TEXTO PARA LEITURA |
= = = =

De acordo com os sofistas, a verdade é um conceito relativo: O que é para um, pode não ser para outro. No roteiro por Rian Johnson, há duas verdades sobre o mesmo acontecimento: A de Luke, a de Kylo e a ouvinte, em conflito com uma resposta definitiva: Rey. Como os dois lados são necessários, a díade é criada com o propósito narrativo da desconstrução da simplicidade na mente dela e a construção de ambiguidade. Mesmo com ódio dela por ele, a inevitável conexão, a cada cena, os tornam mais íntimos.
Queira ou não, o vilão é o responsável pela mudança de visão de mundo da protagonista. Conforme dito pela atriz Daisy Ridley no documentário The Director and The Jedi: “Luke realmente deveria estar estimulando, mas é Kylo quem o faz.” Novamente, a necessidade de uma família em decorrência do seu abandono é apontado como uma fraqueza, apesar da negação dela. Além disso, há uma resistência em acreditar no ponto de vista dele sobre Luke. Na filosofia dele: “Deixe o passado morrer. Mate-o se for necessário. É a única forma de tornar-se quem você está destinada a ser.” (Ele está errado no final)
Movida pela confusão e necessidade, Rey adentra ao desconhecido novamente, agora, em busca de respostas. Se a árvore era a representação de seu futuro, a caverna é o passado. Durante uma sequência psicodélica, com múltiplas versões suas enfileiradas, ela é chamada por uma voz feminina e levada até o espelho, até o fim, sem pânico, ou medo, como se ela esperasse por um destino. “Meus pais. Deixe-me vê-los.” – ela solicita, mas só lhe é concedida a própria reflexão. Ela precisa descobrir quem ela é, por ela mesma. Sem a compreensão disso, ela está devastada, sem respostas e tão sozinha quanto a sua infância em Jakku. Logo, em seu momento de desespero, a única possibilidade de confissão é com o “monstro”.
Como descrito por Johnson no áudio-comentário do filme quando Ben e ela tocam as mãos: “A noção de que ela vê essa oportunidade nele e talvez, algo além disso.” A partir desse momento, a segunda verdade é finalmente revelada a ela e confrontada contra Luke. Se antes havia ódio pelo aprendiz de Snoke, agora há a compaixão, mas ela ainda precisa da verdade. Neste momento, quando ele nega-se a aceitar o sabre novamente, é perceptível a ela: Se Luke não é a esperança da Resistência, talvez Ben seja. Um Skywalker de sangue por outro. Ela é novamente guiada por esperança, assim como quando chegou na ilha e o último Jedi é deixado com uma lição a ser refletida: Não é tarde demais para ele.
Apesar do perigo, da incerteza, ao dirigir-se até uma armadilha, os ideais de Rey são prevalecentes, assim como suas expectativas devido ao seu coração otimista e a visão do futuro dele: “Ben, quando nós tocamos mãos, eu vi o seu futuro. Apenas uma parte dele, mas sólido e claro. Você não ajoelhará-se perante ao Snoke. Você mudará. Eu o ajudarei.” Entretanto, a crença dele é contrária, devido às respostas possuídas sobre os pais dela. Rey imediatamente recua quando ele diz: “Eu vi quem são seus pais”, pela resolução ter sido negada por ela. Através disso, há uma obviedade não dita sobre o término dessa sequência.

= = = =

[Registros de anotação de coordenadas]
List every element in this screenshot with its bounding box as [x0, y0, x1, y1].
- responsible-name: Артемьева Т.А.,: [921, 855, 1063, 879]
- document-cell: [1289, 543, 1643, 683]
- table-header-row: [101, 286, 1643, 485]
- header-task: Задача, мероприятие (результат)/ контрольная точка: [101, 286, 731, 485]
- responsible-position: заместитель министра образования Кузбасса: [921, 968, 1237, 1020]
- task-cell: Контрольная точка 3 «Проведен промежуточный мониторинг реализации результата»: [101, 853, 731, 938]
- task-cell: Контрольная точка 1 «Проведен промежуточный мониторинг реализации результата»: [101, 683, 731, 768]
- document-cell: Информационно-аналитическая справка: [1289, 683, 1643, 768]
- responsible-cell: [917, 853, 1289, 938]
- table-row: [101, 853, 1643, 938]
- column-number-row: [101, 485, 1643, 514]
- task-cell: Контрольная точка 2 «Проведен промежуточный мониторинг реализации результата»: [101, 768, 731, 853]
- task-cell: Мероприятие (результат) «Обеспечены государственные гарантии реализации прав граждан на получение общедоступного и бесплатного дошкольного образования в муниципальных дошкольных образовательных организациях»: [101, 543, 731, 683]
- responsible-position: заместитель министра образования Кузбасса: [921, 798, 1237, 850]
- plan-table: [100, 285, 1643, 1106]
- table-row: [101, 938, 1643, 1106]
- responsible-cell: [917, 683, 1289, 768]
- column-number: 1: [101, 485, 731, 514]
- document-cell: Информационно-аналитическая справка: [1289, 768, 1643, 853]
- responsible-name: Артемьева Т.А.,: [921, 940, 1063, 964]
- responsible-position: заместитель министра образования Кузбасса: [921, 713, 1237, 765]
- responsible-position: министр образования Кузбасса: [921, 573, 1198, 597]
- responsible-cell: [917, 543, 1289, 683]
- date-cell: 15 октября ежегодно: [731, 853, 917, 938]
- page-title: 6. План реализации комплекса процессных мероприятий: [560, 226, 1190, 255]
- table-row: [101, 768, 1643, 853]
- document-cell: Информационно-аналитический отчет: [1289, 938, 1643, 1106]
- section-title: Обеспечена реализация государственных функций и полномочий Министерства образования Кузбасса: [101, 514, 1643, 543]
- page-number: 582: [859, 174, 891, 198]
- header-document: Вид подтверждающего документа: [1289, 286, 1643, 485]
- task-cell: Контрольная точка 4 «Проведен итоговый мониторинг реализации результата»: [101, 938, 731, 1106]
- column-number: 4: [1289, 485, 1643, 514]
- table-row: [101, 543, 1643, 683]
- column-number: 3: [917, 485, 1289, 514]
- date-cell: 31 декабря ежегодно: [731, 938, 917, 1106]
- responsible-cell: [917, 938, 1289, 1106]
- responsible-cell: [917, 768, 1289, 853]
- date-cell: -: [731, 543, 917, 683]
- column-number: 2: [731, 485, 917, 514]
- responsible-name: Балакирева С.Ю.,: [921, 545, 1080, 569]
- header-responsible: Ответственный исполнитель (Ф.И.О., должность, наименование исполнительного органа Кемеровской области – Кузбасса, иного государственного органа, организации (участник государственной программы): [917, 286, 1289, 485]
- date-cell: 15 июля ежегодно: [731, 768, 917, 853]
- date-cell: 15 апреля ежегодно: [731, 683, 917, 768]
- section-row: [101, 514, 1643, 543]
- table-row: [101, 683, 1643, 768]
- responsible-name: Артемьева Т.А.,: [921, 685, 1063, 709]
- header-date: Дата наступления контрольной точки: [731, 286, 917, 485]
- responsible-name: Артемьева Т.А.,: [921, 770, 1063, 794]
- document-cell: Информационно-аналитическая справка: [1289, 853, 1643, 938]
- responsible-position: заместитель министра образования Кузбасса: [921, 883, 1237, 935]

= = = =

EXERCÍCIOS PROPOSTOS |
A - Responda com base no texto, marcando cada resposta como a pergunta correspondente:
(i) Qual atriz é citada no documentário The Director and The Jedi?
(ii) Se a árvore representava o futuro de Rey, o que a caverna representa?
(iii) O que Rey pede diante do espelho?
B - Altere as linhas de dados desde o início até a linha que contém "[1289, 768, 1643, 853]", trocando "справка" por "записка" e mantendo todo o resto igual. Reescreva somente essas linhas.
O texto e as linhas de dados vêm de fontes diferentes.

SOLUÇÕES DOS EXERCÍCIOS |
A -
(i) Daisy Ridley.
(ii) O passado.
(iii) Ver os pais: "Meus pais. Deixe-me vê-los."

B -
List every element in this screenshot with its bounding box as [x0, y0, x1, y1].
- responsible-name: Артемьева Т.А.,: [921, 855, 1063, 879]
- document-cell: [1289, 543, 1643, 683]
- table-header-row: [101, 286, 1643, 485]
- header-task: Задача, мероприятие (результат)/ контрольная точка: [101, 286, 731, 485]
- responsible-position: заместитель министра образования Кузбасса: [921, 968, 1237, 1020]
- task-cell: Контрольная точка 3 «Проведен промежуточный мониторинг реализации результата»: [101, 853, 731, 938]
- task-cell: Контрольная точка 1 «Проведен промежуточный мониторинг реализации результата»: [101, 683, 731, 768]
- document-cell: Информационно-аналитическая записка: [1289, 683, 1643, 768]
- responsible-cell: [917, 853, 1289, 938]
- table-row: [101, 853, 1643, 938]
- column-number-row: [101, 485, 1643, 514]
- task-cell: Контрольная точка 2 «Проведен промежуточный мониторинг реализации результата»: [101, 768, 731, 853]
- task-cell: Мероприятие (результат) «Обеспечены государственные гарантии реализации прав граждан на получение общедоступного и бесплатного дошкольного образования в муниципальных дошкольных образовательных организациях»: [101, 543, 731, 683]
- responsible-position: заместитель министра образования Кузбасса: [921, 798, 1237, 850]
- plan-table: [100, 285, 1643, 1106]
- table-row: [101, 938, 1643, 1106]
- responsible-cell: [917, 683, 1289, 768]
- column-number: 1: [101, 485, 731, 514]
- document-cell: Информационно-аналитическая записка: [1289, 768, 1643, 853]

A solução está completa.